▸ Passage extrait
"""

Dès lors, on s'interroge, bien sûr : faut-il
voir dans ce court roman-poème qui est aussi travail
du deuil par l'écriture un récit à
teneur autobiographique ? On écrit toujours à
partir du manque et contre lui, affirmait Duras. On ne cesse
de tourner autour d'une faille centrale, dirait Chessex.
Mais qu'importe ? Que cette narratrice, qui situe son récit
dans la vallée de l'Inn, quelque part dans les Alpes
grisonnes, ait ou non quelque parenté avec l'auteure,
qui vit à Ftan dans le canton des Grisons, n'intéresse
que la genèse de ce roman au propos universel et
que l'on pourrait tout aussi bien transposer n'importe où
ailleurs. Ce qui compte ici, c'est bien plutôt la
manière dont la langue de Rut Plouda épouse
et traduit la rêverie de la narratrice - il faudrait
se reporter sans cesse, en lisant, à la page de gauche
de l'édition bilingue, pour entendre les sonorités
du vallader qui font la moitié du poème :
ainsi " Dadoura esa sulai ", pour " Dehors
il faisait soleil " ; et je ne peux énumérer
ici toutes les images qui traversent le texte et nous surprennent
au passage par leur justesse et leur sensibilité
: ainsi, au moment du départ du berger pour l'alpage
: " Le troupeau quitte le village. Tout reste derrière
: les visages, les mains, les voix. " Ce qui fait aussi
la grande réussite de ce livre, je l'ai dit, c'est
ce tissage d'allusions discrètes et d'ellipses à
travers lesquelles la narratrice recompose progressivement
le passé de l'enfant jusqu'au drame, en une suite
de petits tableaux entrelaçant, amalgamant le présent
et la mémoire, et qui alternent avec des sortes de
poèmes en prose ou de vignettes ayant pour titres
: Le berger, Le matelot, Le soldat, Robinson, Le chasseur,
Le roi
Des figures d'hommes seuls, des personnages
de contes auxquels l'enfant s'identifiait, et qui incarnent
autant d'aspects aussi intemporels qu'universels de la condition
humaine réduite à l'essentiel, avec la mer,
le ciel ou la montagne - ou la mort - en arrière-plan.

"""

▸ Bloc de données
"""

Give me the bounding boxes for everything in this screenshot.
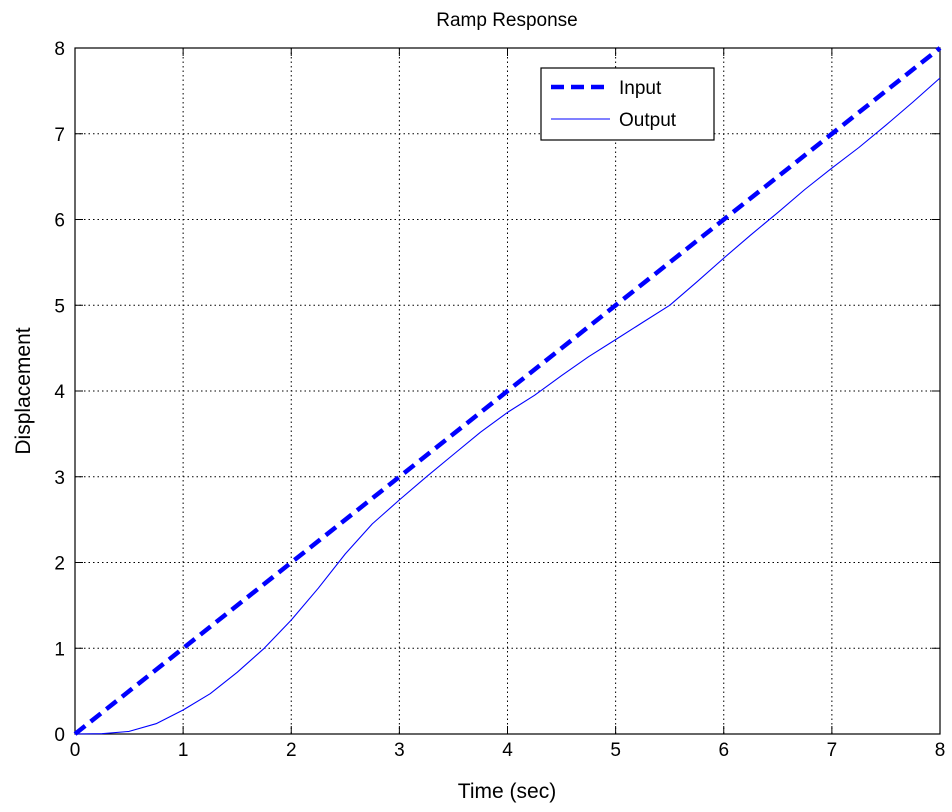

"""

▸ Exercices
- A) Dans quel lieu le passage sur le roman de Rut Plouda indique-t-il que vit l'auteure ?
- B) Selon le passage sur le roman de Rut Plouda, pourquoi faudrait-il se reporter sans cesse à la page de gauche de l'édition bilingue pendant la lecture ?
- C) Reprenez le passage sur le roman de Rut Plouda et poursuivez-le au-delà de sa dernière phrase.

▸ Réponses finales
- A) Elle vit à Ftan, dans le canton des Grisons.

- B) Il faudrait s'y reporter pour entendre les sonorités du vallader, qui font la moitié du poème. Le passage en donne pour exemple « Dadoura esa sulai », rendu par « Dehors il faisait soleil ».

- C)
Il y a dans la manière de
Rut Plouda quelque chose qui évoque (au sens le plus
noble du terme) l'art populaire. Elle a une façon
bien à elle - et très consciente, très
maîtrisée - de juxtaposer les notations, usant
de la parataxe avec art, ou bien de l'énumération,
de la liste, ici déployant les virtualités
d'un mot, là construisant son décor à
partir de presque rien - et cela suffit pour évoquer
un monde, suggérer la complexité intraduisible
d'une émotion.
Le récit, qui se construit
peu à peu comme un puzzle, n'est pas du tout linéaire,
il est formé d'une suite de petits chapitres ou tableaux
qui font alterner sans transition le réel et le rêve,
les lieux, les visages, les temps et les saisons. Comme
si de rien n'était. Et pourtant, au cur
de cette simplicité (qui n'a rien de naïf),
de ce calme apparent du monde livré à la répétition
des saisons, le tragique pointe, discrètement, à
chaque instant. Un tragique humain qui est celui de la fin
définitive, du non-retour - au sein d'une nature
qui, elle, renaît perpétuellement de sa mort.
Ou qui tient à la douleur de se savoir différent
et, pour cette seule raison, isolé, voire rejeté.
Ainsi la narratrice observe-t-elle le vol des hirondelles
" assise sur la murette du cimetière "
d'où l'on voit les oiseaux, en bas, " raser
les tombes ". Ou remarque : " J'aime bien le jaune
du rideau. Et le jaune des chrysanthèmes sur ton
cercueil ". Ou encore se souvient que, croisant en
chemin une bande d'enfants, accompagnée de Joannes,
elle voit " un enfant (qui) se retourne et (le) suit
du regard ".
Certains de ces tableaux forment
de véritables poèmes en prose, tel celui-ci,
qui repose tout entier sur le déploiement de l'expression
" miroir de la mer " :
" Je pense 'mer', tu es à
genoux, tu fais des tas de sable et avec tes copains, tu
construis des châteaux (
).
Je pense 'miroir de la mer' : nous
sommes sur le balcon, regardant au-dehors sur l'eau et nous
savons pour un court instant que le cri de la mouette fait
que la mer n'est plus la même.
Je pense 'miroir' et tu te regardes
en face et tu dis : maudit mongolien. "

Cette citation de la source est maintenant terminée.